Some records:

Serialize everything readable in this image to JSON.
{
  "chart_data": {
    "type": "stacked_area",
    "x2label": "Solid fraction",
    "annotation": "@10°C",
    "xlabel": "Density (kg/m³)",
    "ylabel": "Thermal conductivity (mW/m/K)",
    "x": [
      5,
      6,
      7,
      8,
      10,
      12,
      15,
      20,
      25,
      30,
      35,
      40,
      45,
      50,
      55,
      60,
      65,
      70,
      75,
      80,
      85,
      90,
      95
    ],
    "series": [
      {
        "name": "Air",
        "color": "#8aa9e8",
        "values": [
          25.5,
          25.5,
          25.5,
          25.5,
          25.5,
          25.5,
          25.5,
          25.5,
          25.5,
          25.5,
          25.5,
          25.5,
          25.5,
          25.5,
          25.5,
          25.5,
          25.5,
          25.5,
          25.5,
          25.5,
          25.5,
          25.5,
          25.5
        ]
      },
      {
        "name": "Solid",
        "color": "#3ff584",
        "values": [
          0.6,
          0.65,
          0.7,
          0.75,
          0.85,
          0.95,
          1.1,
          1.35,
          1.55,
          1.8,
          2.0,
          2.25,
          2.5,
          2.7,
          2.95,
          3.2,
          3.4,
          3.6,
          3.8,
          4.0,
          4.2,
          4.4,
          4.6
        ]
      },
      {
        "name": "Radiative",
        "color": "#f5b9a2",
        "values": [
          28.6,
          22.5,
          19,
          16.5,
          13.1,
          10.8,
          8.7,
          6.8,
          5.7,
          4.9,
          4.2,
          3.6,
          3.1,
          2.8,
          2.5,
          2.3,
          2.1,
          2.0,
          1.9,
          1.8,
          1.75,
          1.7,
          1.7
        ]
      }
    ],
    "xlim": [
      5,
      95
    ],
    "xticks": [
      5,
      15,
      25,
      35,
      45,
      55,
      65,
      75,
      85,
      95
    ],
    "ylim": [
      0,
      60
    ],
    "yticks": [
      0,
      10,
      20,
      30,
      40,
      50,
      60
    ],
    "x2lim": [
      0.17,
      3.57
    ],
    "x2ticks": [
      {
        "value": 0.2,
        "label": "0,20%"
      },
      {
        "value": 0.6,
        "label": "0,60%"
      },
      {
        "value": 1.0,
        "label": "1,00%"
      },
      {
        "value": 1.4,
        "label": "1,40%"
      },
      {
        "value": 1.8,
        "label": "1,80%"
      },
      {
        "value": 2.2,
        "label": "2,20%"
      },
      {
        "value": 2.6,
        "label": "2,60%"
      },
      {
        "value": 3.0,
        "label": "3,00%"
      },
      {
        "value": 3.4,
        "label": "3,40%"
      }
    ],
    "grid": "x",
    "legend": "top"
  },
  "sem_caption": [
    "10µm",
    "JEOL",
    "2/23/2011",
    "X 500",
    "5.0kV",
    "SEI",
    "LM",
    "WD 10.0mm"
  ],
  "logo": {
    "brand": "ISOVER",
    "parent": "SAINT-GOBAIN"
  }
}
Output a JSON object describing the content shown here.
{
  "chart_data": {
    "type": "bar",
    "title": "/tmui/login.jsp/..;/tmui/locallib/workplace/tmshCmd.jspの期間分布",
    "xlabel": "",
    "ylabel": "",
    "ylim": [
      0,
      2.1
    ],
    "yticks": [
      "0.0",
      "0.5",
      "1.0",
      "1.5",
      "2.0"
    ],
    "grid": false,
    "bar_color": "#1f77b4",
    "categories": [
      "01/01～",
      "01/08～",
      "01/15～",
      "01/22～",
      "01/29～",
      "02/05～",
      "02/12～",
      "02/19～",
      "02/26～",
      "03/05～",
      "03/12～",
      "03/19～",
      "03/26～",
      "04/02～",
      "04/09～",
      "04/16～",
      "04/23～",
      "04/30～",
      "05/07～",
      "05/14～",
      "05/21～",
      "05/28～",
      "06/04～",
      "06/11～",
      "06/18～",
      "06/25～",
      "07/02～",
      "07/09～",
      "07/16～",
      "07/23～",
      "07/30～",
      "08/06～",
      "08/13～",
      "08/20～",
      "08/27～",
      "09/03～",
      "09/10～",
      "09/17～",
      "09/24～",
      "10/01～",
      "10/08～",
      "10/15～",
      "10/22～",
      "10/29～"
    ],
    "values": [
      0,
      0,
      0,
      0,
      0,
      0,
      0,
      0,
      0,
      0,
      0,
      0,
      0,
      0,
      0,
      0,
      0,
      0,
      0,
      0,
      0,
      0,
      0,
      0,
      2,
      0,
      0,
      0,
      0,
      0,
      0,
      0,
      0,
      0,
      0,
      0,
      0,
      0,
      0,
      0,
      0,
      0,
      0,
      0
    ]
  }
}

• [REQUIREMENT]: Give an exact repetition of all the material.

• [ANSWER TO THE TASK]:
Serialize everything readable in this image to JSON.
{
  "chart_data": {
    "type": "stacked_area",
    "x2label": "Solid fraction",
    "annotation": "@10°C",
    "xlabel": "Density (kg/m³)",
    "ylabel": "Thermal conductivity (mW/m/K)",
    "x": [
      5,
      6,
      7,
      8,
      10,
      12,
      15,
      20,
      25,
      30,
      35,
      40,
      45,
      50,
      55,
      60,
      65,
      70,
      75,
      80,
      85,
      90,
      95
    ],
    "series": [
      {
        "name": "Air",
        "color": "#8aa9e8",
        "values": [
          25.5,
          25.5,
          25.5,
          25.5,
          25.5,
          25.5,
          25.5,
          25.5,
          25.5,
          25.5,
          25.5,
          25.5,
          25.5,
          25.5,
          25.5,
          25.5,
          25.5,
          25.5,
          25.5,
          25.5,
          25.5,
          25.5,
          25.5
        ]
      },
      {
        "name": "Solid",
        "color": "#3ff584",
        "values": [
          0.6,
          0.65,
          0.7,
          0.75,
          0.85,
          0.95,
          1.1,
          1.35,
          1.55,
          1.8,
          2.0,
          2.25,
          2.5,
          2.7,
          2.95,
          3.2,
          3.4,
          3.6,
          3.8,
          4.0,
          4.2,
          4.4,
          4.6
        ]
      },
      {
        "name": "Radiative",
        "color": "#f5b9a2",
        "values": [
          28.6,
          22.5,
          19,
          16.5,
          13.1,
          10.8,
          8.7,
          6.8,
          5.7,
          4.9,
          4.2,
          3.6,
          3.1,
          2.8,
          2.5,
          2.3,
          2.1,
          2.0,
          1.9,
          1.8,
          1.75,
          1.7,
          1.7
        ]
      }
    ],
    "xlim": [
      5,
      95
    ],
    "xticks": [
      5,
      15,
      25,
      35,
      45,
      55,
      65,
      75,
      85,
      95
    ],
    "ylim": [
      0,
      60
    ],
    "yticks": [
      0,
      10,
      20,
      30,
      40,
      50,
      60
    ],
    "x2lim": [
      0.17,
      3.57
    ],
    "x2ticks": [
      {
        "value": 0.2,
        "label": "0,20%"
      },
      {
        "value": 0.6,
        "label": "0,60%"
      },
      {
        "value": 1.0,
        "label": "1,00%"
      },
      {
        "value": 1.4,
        "label": "1,40%"
      },
      {
        "value": 1.8,
        "label": "1,80%"
      },
      {
        "value": 2.2,
        "label": "2,20%"
      },
      {
        "value": 2.6,
        "label": "2,60%"
      },
      {
        "value": 3.0,
        "label": "3,00%"
      },
      {
        "value": 3.4,
        "label": "3,40%"
      }
    ],
    "grid": "x",
    "legend": "top"
  },
  "sem_caption": [
    "10µm",
    "JEOL",
    "2/23/2011",
    "X 500",
    "5.0kV",
    "SEI",
    "LM",
    "WD 10.0mm"
  ],
  "logo": {
    "brand": "ISOVER",
    "parent": "SAINT-GOBAIN"
  }
}
Output a JSON object describing the content shown here.
{
  "chart_data": {
    "type": "bar",
    "title": "/tmui/login.jsp/..;/tmui/locallib/workplace/tmshCmd.jspの期間分布",
    "xlabel": "",
    "ylabel": "",
    "ylim": [
      0,
      2.1
    ],
    "yticks": [
      "0.0",
      "0.5",
      "1.0",
      "1.5",
      "2.0"
    ],
    "grid": false,
    "bar_color": "#1f77b4",
    "categories": [
      "01/01～",
      "01/08～",
      "01/15～",
      "01/22～",
      "01/29～",
      "02/05～",
      "02/12～",
      "02/19～",
      "02/26～",
      "03/05～",
      "03/12～",
      "03/19～",
      "03/26～",
      "04/02～",
      "04/09～",
      "04/16～",
      "04/23～",
      "04/30～",
      "05/07～",
      "05/14～",
      "05/21～",
      "05/28～",
      "06/04～",
      "06/11～",
      "06/18～",
      "06/25～",
      "07/02～",
      "07/09～",
      "07/16～",
      "07/23～",
      "07/30～",
      "08/06～",
      "08/13～",
      "08/20～",
      "08/27～",
      "09/03～",
      "09/10～",
      "09/17～",
      "09/24～",
      "10/01～",
      "10/08～",
      "10/15～",
      "10/22～",
      "10/29～"
    ],
    "values": [
      0,
      0,
      0,
      0,
      0,
      0,
      0,
      0,
      0,
      0,
      0,
      0,
      0,
      0,
      0,
      0,
      0,
      0,
      0,
      0,
      0,
      0,
      0,
      0,
      2,
      0,
      0,
      0,
      0,
      0,
      0,
      0,
      0,
      0,
      0,
      0,
      0,
      0,
      0,
      0,
      0,
      0,
      0,
      0
    ]
  }
}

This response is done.